Stored data:
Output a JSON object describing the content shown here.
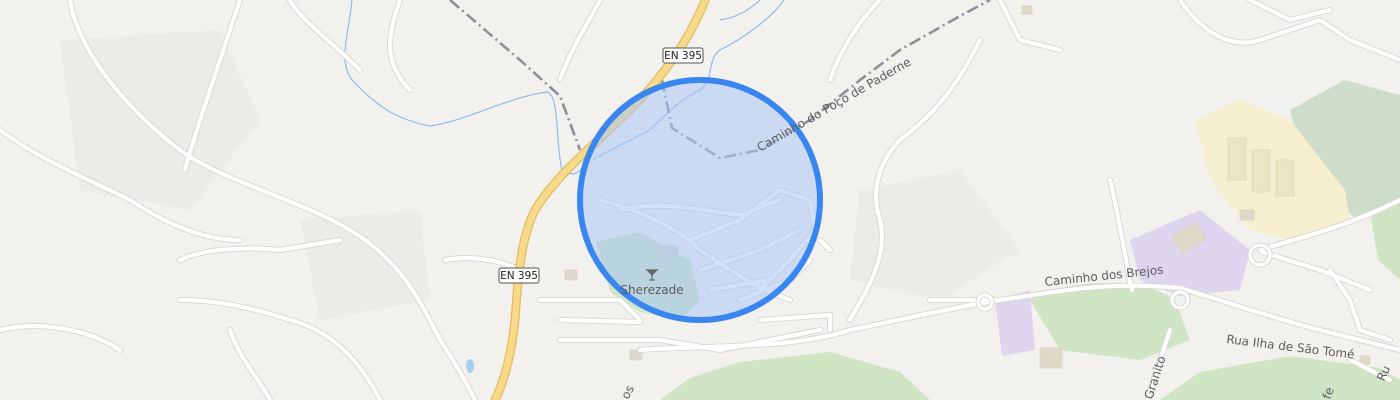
{
  "map": {
    "road_labels": {
      "en395_top": "EN 395",
      "en395_left": "EN 395",
      "caminho_poco": "Caminho do Poço de Paderne",
      "caminho_brejos": "Caminho dos Brejos",
      "rua_ilha": "Rua Ilha de São Tomé",
      "granito": "Granito",
      "bottom_os": "os",
      "right_ru": "Ru",
      "right_fe": "fe"
    },
    "poi": {
      "name": "Sherezade",
      "icon": "cocktail-bar-icon"
    },
    "radius_circle": {
      "stroke_color": "#3a86f0",
      "fill_color": "#a9c6f5"
    },
    "colors": {
      "land": "#f3f1ee",
      "road": "#ffffff",
      "road_casing": "#d9d6d1",
      "highway": "#f7d98b",
      "highway_casing": "#e3bd5c",
      "water": "#8cbcec",
      "park": "#cfe5c4",
      "industrial": "#ddd6ee",
      "commercial": "#f6efcf",
      "boundary": "#8f8f9c"
    }
  }
}
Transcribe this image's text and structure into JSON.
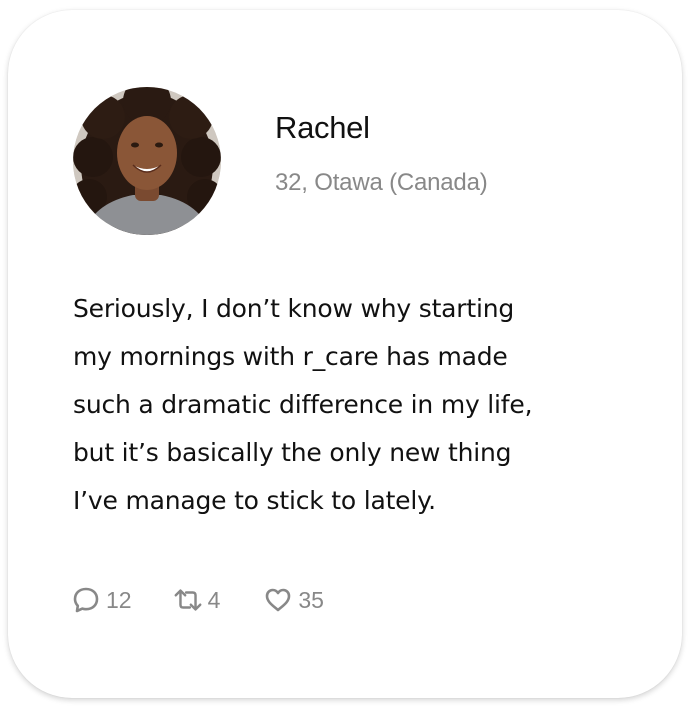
{
  "post": {
    "author": {
      "name": "Rachel",
      "meta": "32, Otawa (Canada)",
      "avatar_icon": "user-photo"
    },
    "text_lines": [
      "Seriously, I don’t know why starting",
      "my mornings with r_care has made",
      "such a dramatic difference in my life,",
      "but it’s basically the only new thing",
      "I’ve manage to stick to lately."
    ],
    "actions": {
      "replies": {
        "icon": "comment-icon",
        "count": "12"
      },
      "reposts": {
        "icon": "repost-icon",
        "count": "4"
      },
      "likes": {
        "icon": "heart-icon",
        "count": "35"
      }
    }
  },
  "colors": {
    "text_primary": "#111111",
    "text_secondary": "#888888",
    "card_background": "#ffffff"
  }
}
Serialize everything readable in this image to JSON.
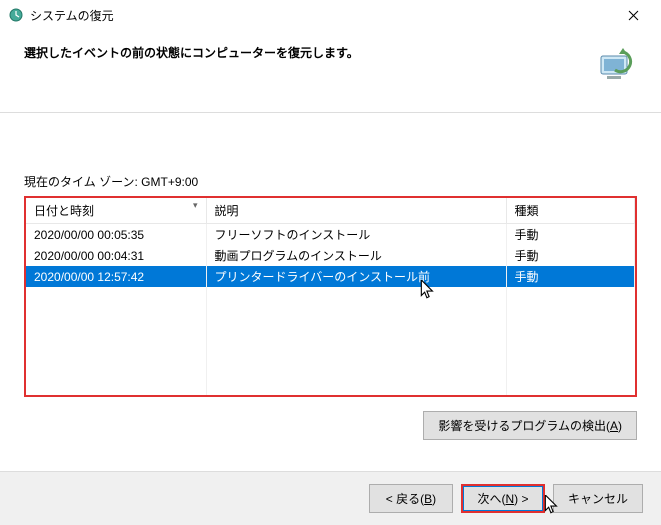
{
  "window": {
    "title": "システムの復元"
  },
  "header": {
    "text": "選択したイベントの前の状態にコンピューターを復元します。"
  },
  "timezone": {
    "label": "現在のタイム ゾーン: GMT+9:00"
  },
  "columns": {
    "datetime": "日付と時刻",
    "description": "説明",
    "type": "種類"
  },
  "rows": [
    {
      "datetime": "2020/00/00 00:05:35",
      "description": "フリーソフトのインストール",
      "type": "手動",
      "selected": false
    },
    {
      "datetime": "2020/00/00 00:04:31",
      "description": "動画プログラムのインストール",
      "type": "手動",
      "selected": false
    },
    {
      "datetime": "2020/00/00 12:57:42",
      "description": "プリンタードライバーのインストール前",
      "type": "手動",
      "selected": true
    }
  ],
  "buttons": {
    "scan": "影響を受けるプログラムの検出(A)",
    "back": "< 戻る(B)",
    "next": "次へ(N) >",
    "cancel": "キャンセル"
  },
  "accel": {
    "scan": "A",
    "back": "B",
    "next": "N"
  }
}
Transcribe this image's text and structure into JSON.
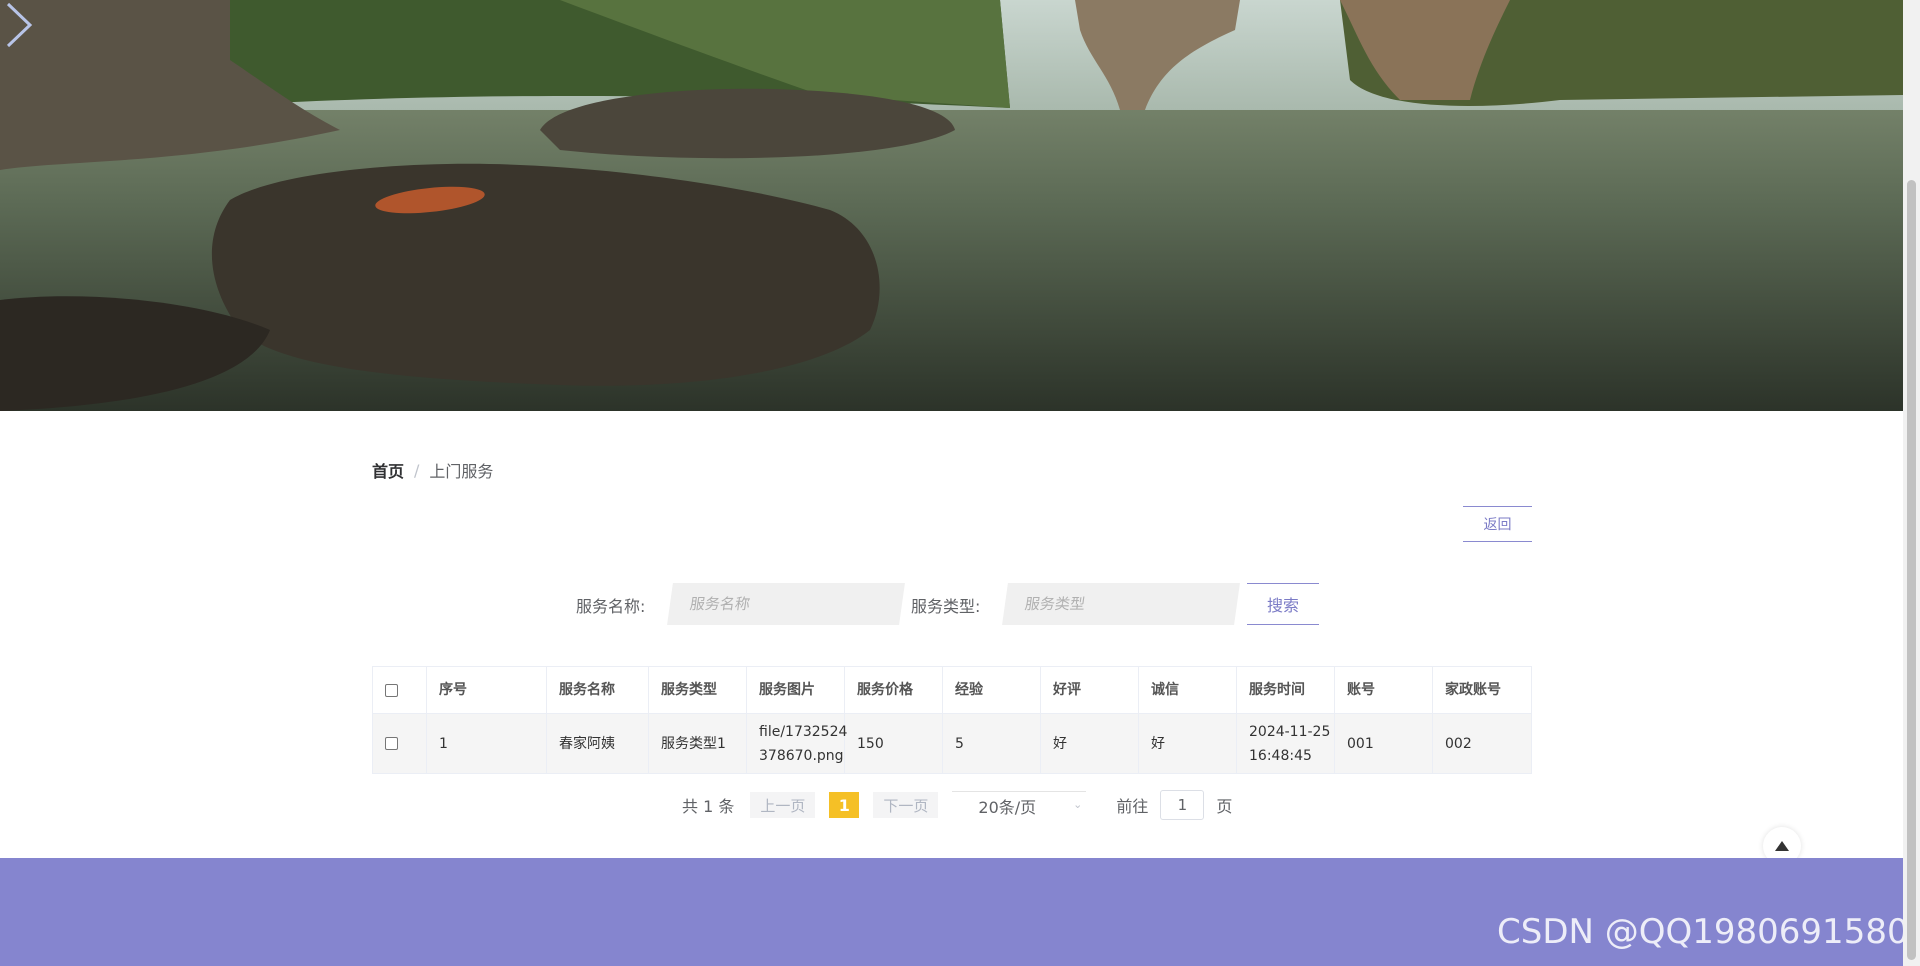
{
  "breadcrumb": {
    "home": "首页",
    "separator": "/",
    "current": "上门服务"
  },
  "back_button": "返回",
  "search": {
    "name_label": "服务名称:",
    "name_placeholder": "服务名称",
    "type_label": "服务类型:",
    "type_placeholder": "服务类型",
    "button": "搜索"
  },
  "table": {
    "columns": [
      "序号",
      "服务名称",
      "服务类型",
      "服务图片",
      "服务价格",
      "经验",
      "好评",
      "诚信",
      "服务时间",
      "账号",
      "家政账号"
    ],
    "rows": [
      {
        "index": "1",
        "name": "春家阿姨",
        "type": "服务类型1",
        "image_line1": "file/1732524",
        "image_line2": "378670.png",
        "price": "150",
        "experience": "5",
        "rating": "好",
        "integrity": "好",
        "time_date": "2024-11-25",
        "time_clock": "16:48:45",
        "account": "001",
        "housekeeping_account": "002"
      }
    ]
  },
  "pagination": {
    "total": "共 1 条",
    "prev": "上一页",
    "current_page": "1",
    "next": "下一页",
    "page_size": "20条/页",
    "goto_label": "前往",
    "goto_value": "1",
    "page_suffix": "页"
  },
  "watermark": "CSDN @QQ1980691580",
  "colors": {
    "accent": "#7b7bc6",
    "footer": "#8585cf",
    "page_active": "#f5c026"
  }
}
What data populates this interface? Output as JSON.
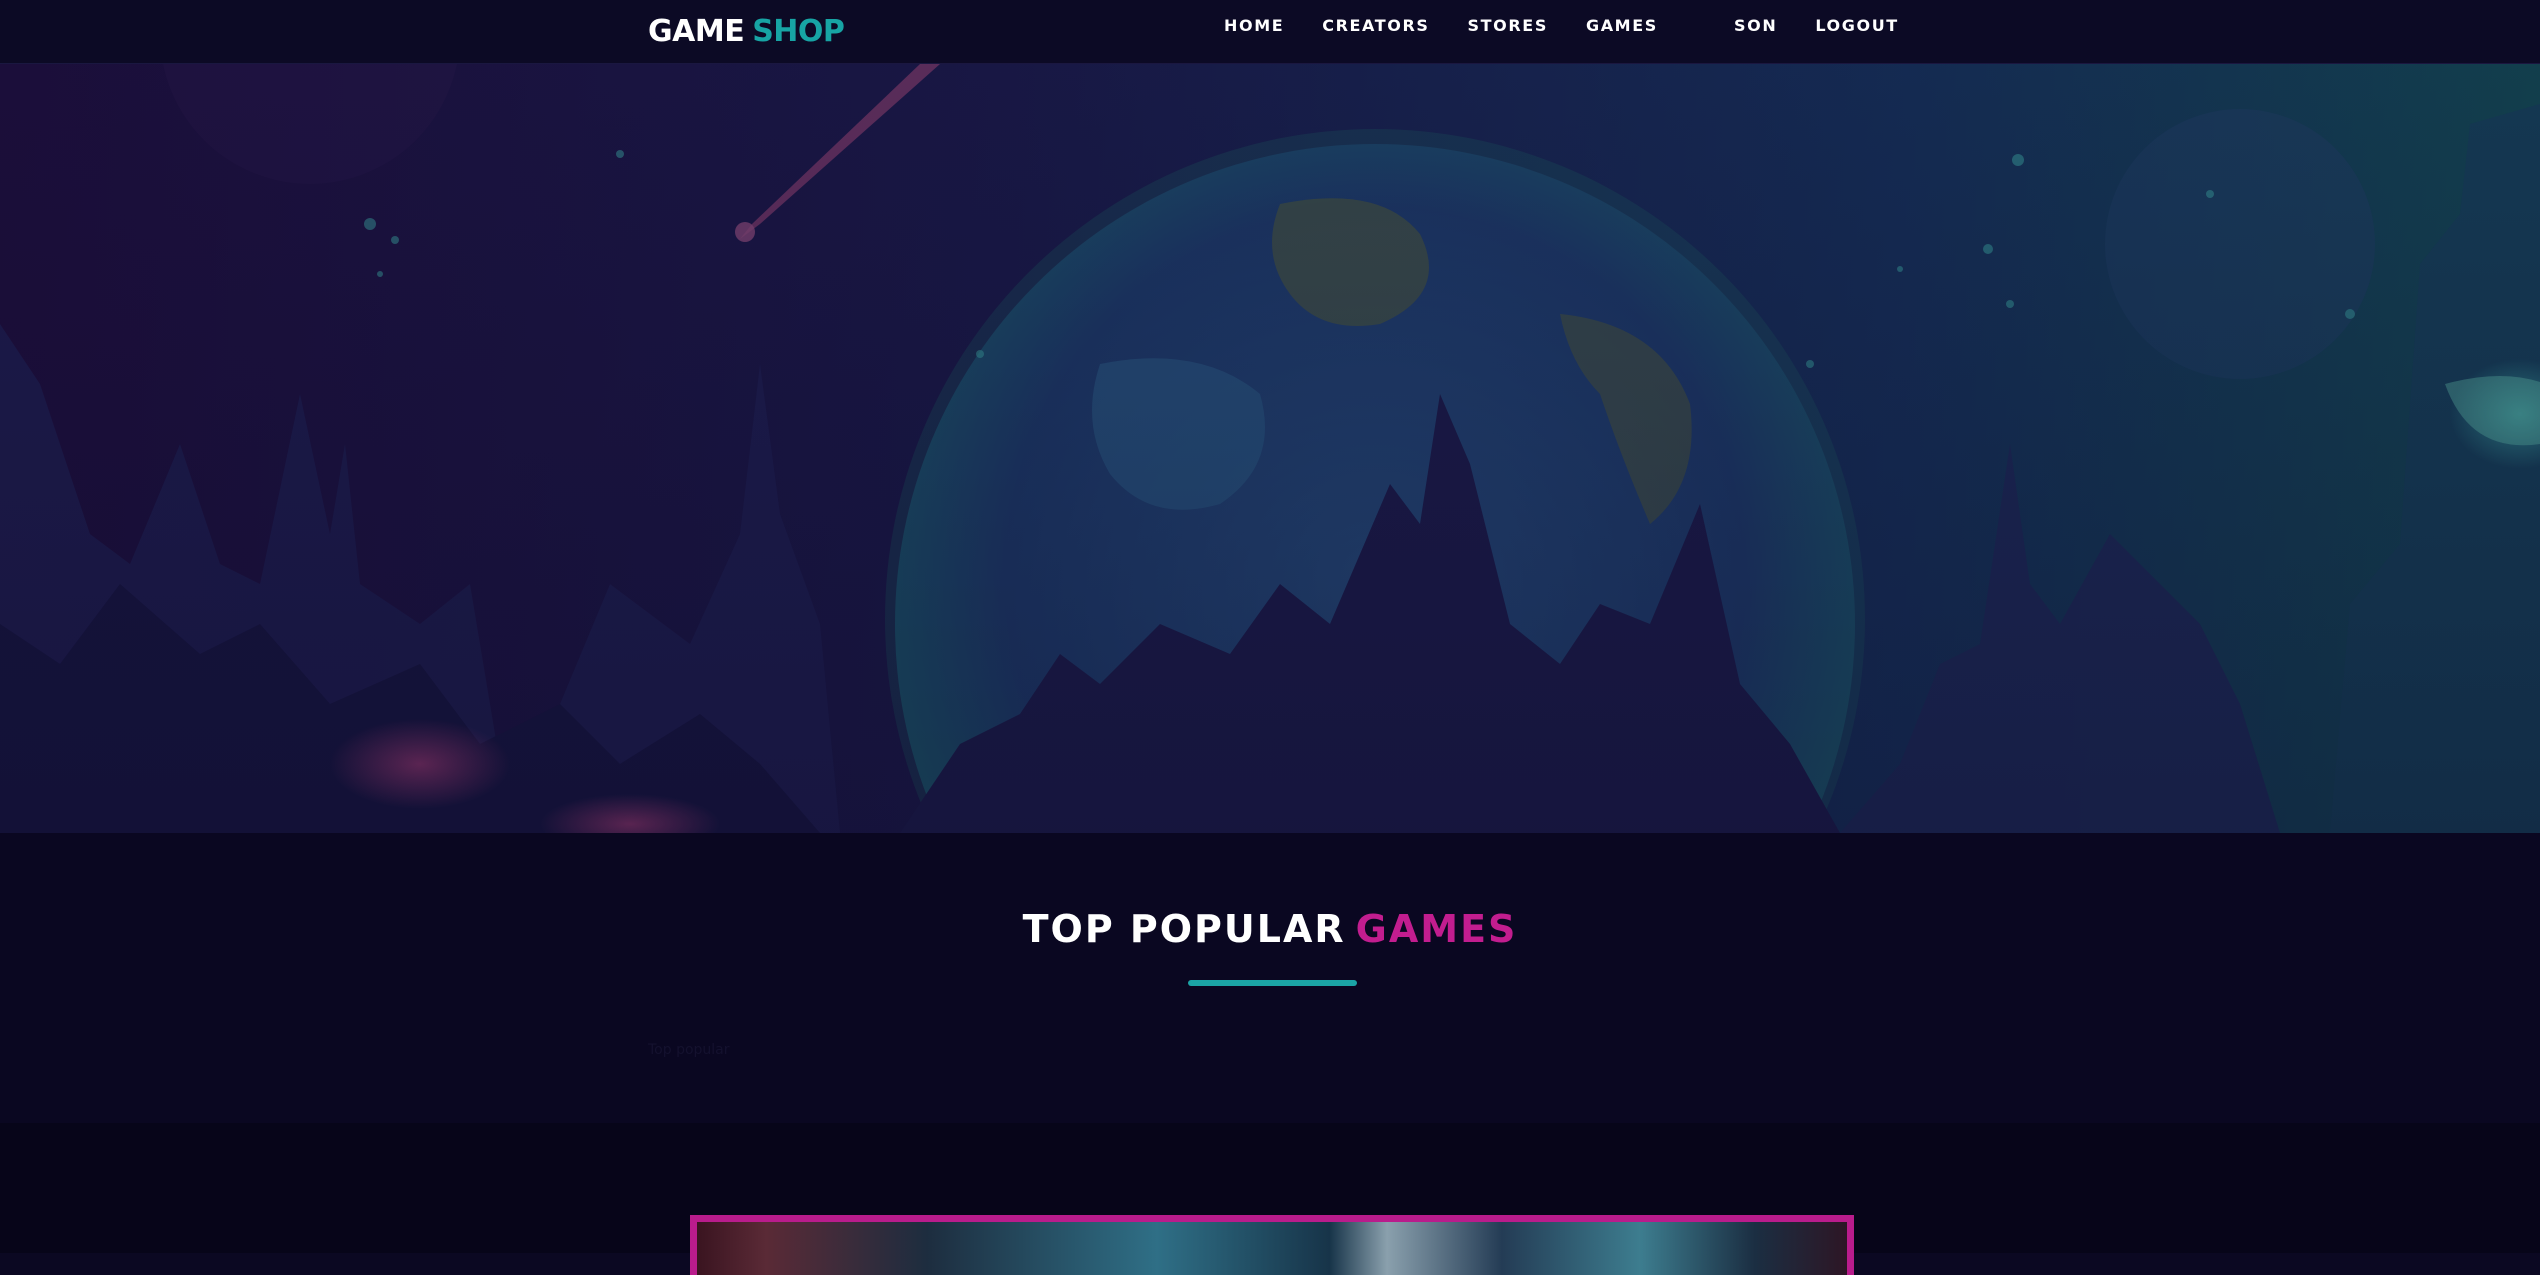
{
  "navbar": {
    "logo": {
      "word1": "GAME",
      "word2": "SHOP"
    },
    "links": [
      "HOME",
      "CREATORS",
      "STORES",
      "GAMES"
    ],
    "user_links": [
      "SON",
      "LOGOUT"
    ]
  },
  "hero": {
    "scene": "space-city-illustration"
  },
  "popular": {
    "title_part1": "TOP POPULAR",
    "title_part2": "GAMES",
    "faint_text": "Top popular"
  },
  "colors": {
    "accent_teal": "#17a4a4",
    "accent_magenta": "#c21d8f",
    "background": "#0b0822"
  }
}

● REQUIRED WORK
Leave out the pictures and repeat everything else in the records exactly.

● EXERCISE OUTPUT
Output a JSON object describing the content shown here.
{
  "map": {
    "road_labels": {
      "en395_top": "EN 395",
      "en395_left": "EN 395",
      "caminho_poco": "Caminho do Poço de Paderne",
      "caminho_brejos": "Caminho dos Brejos",
      "rua_ilha": "Rua Ilha de São Tomé",
      "granito": "Granito",
      "bottom_os": "os",
      "right_ru": "Ru",
      "right_fe": "fe"
    },
    "poi": {
      "name": "Sherezade",
      "icon": "cocktail-bar-icon"
    },
    "radius_circle": {
      "stroke_color": "#3a86f0",
      "fill_color": "#a9c6f5"
    },
    "colors": {
      "land": "#f3f1ee",
      "road": "#ffffff",
      "road_casing": "#d9d6d1",
      "highway": "#f7d98b",
      "highway_casing": "#e3bd5c",
      "water": "#8cbcec",
      "park": "#cfe5c4",
      "industrial": "#ddd6ee",
      "commercial": "#f6efcf",
      "boundary": "#8f8f9c"
    }
  }
}
Transcribe this image's text and structure into JSON.
{
  "post": {
    "author": {
      "name": "Rachel",
      "meta": "32, Otawa (Canada)",
      "avatar_icon": "user-photo"
    },
    "text_lines": [
      "Seriously, I don’t know why starting",
      "my mornings with r_care has made",
      "such a dramatic difference in my life,",
      "but it’s basically the only new thing",
      "I’ve manage to stick to lately."
    ],
    "actions": {
      "replies": {
        "icon": "comment-icon",
        "count": "12"
      },
      "reposts": {
        "icon": "repost-icon",
        "count": "4"
      },
      "likes": {
        "icon": "heart-icon",
        "count": "35"
      }
    }
  },
  "colors": {
    "text_primary": "#111111",
    "text_secondary": "#888888",
    "card_background": "#ffffff"
  }
}
Serialize everything readable in this image to JSON.
{
  "window": {
    "title": "システムの復元"
  },
  "header": {
    "text": "選択したイベントの前の状態にコンピューターを復元します。"
  },
  "timezone": {
    "label": "現在のタイム ゾーン: GMT+9:00"
  },
  "columns": {
    "datetime": "日付と時刻",
    "description": "説明",
    "type": "種類"
  },
  "rows": [
    {
      "datetime": "2020/00/00 00:05:35",
      "description": "フリーソフトのインストール",
      "type": "手動",
      "selected": false
    },
    {
      "datetime": "2020/00/00 00:04:31",
      "description": "動画プログラムのインストール",
      "type": "手動",
      "selected": false
    },
    {
      "datetime": "2020/00/00 12:57:42",
      "description": "プリンタードライバーのインストール前",
      "type": "手動",
      "selected": true
    }
  ],
  "buttons": {
    "scan": "影響を受けるプログラムの検出(A)",
    "back": "< 戻る(B)",
    "next": "次へ(N) >",
    "cancel": "キャンセル"
  },
  "accel": {
    "scan": "A",
    "back": "B",
    "next": "N"
  }
}
Transcribe this image's text and structure into JSON.
{
  "breadcrumb": {
    "home": "首页",
    "separator": "/",
    "current": "上门服务"
  },
  "back_button": "返回",
  "search": {
    "name_label": "服务名称:",
    "name_placeholder": "服务名称",
    "type_label": "服务类型:",
    "type_placeholder": "服务类型",
    "button": "搜索"
  },
  "table": {
    "columns": [
      "序号",
      "服务名称",
      "服务类型",
      "服务图片",
      "服务价格",
      "经验",
      "好评",
      "诚信",
      "服务时间",
      "账号",
      "家政账号"
    ],
    "rows": [
      {
        "index": "1",
        "name": "春家阿姨",
        "type": "服务类型1",
        "image_line1": "file/1732524",
        "image_line2": "378670.png",
        "price": "150",
        "experience": "5",
        "rating": "好",
        "integrity": "好",
        "time_date": "2024-11-25",
        "time_clock": "16:48:45",
        "account": "001",
        "housekeeping_account": "002"
      }
    ]
  },
  "pagination": {
    "total": "共 1 条",
    "prev": "上一页",
    "current_page": "1",
    "next": "下一页",
    "page_size": "20条/页",
    "goto_label": "前往",
    "goto_value": "1",
    "page_suffix": "页"
  },
  "watermark": "CSDN @QQ1980691580",
  "colors": {
    "accent": "#7b7bc6",
    "footer": "#8585cf",
    "page_active": "#f5c026"
  }
}
What data populates this interface? Output as JSON.
{
  "navbar": {
    "logo": {
      "word1": "GAME",
      "word2": "SHOP"
    },
    "links": [
      "HOME",
      "CREATORS",
      "STORES",
      "GAMES"
    ],
    "user_links": [
      "SON",
      "LOGOUT"
    ]
  },
  "hero": {
    "scene": "space-city-illustration"
  },
  "popular": {
    "title_part1": "TOP POPULAR",
    "title_part2": "GAMES",
    "faint_text": "Top popular"
  },
  "colors": {
    "accent_teal": "#17a4a4",
    "accent_magenta": "#c21d8f",
    "background": "#0b0822"
  }
}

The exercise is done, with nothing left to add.